• TASK PROMPT: Work out how many lines in the entries below include the word "STATE". Give nothing but the number.

• DATASET ENTRIES:
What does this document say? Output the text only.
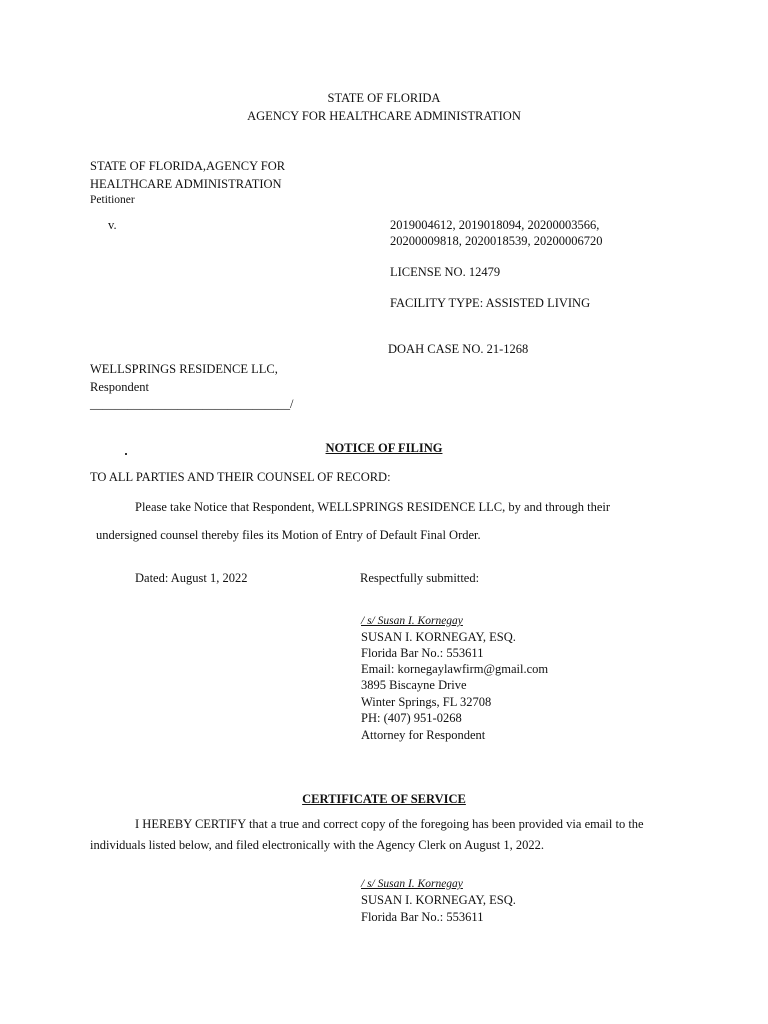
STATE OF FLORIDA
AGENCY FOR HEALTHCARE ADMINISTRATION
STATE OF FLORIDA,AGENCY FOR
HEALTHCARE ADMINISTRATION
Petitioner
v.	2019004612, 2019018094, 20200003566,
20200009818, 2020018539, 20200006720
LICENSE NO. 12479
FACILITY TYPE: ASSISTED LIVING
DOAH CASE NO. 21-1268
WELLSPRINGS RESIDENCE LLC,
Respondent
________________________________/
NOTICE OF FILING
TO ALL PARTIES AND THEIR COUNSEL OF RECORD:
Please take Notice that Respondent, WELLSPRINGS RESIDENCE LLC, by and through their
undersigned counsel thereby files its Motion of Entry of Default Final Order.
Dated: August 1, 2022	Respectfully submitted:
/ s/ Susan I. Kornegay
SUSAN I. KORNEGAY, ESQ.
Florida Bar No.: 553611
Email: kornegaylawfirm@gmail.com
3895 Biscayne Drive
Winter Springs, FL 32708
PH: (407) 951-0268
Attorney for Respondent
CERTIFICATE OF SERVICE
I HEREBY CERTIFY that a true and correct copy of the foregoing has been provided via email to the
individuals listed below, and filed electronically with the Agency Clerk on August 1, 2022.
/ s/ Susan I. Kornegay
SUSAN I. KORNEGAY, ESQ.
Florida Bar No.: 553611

• TASK SOLUTION: 2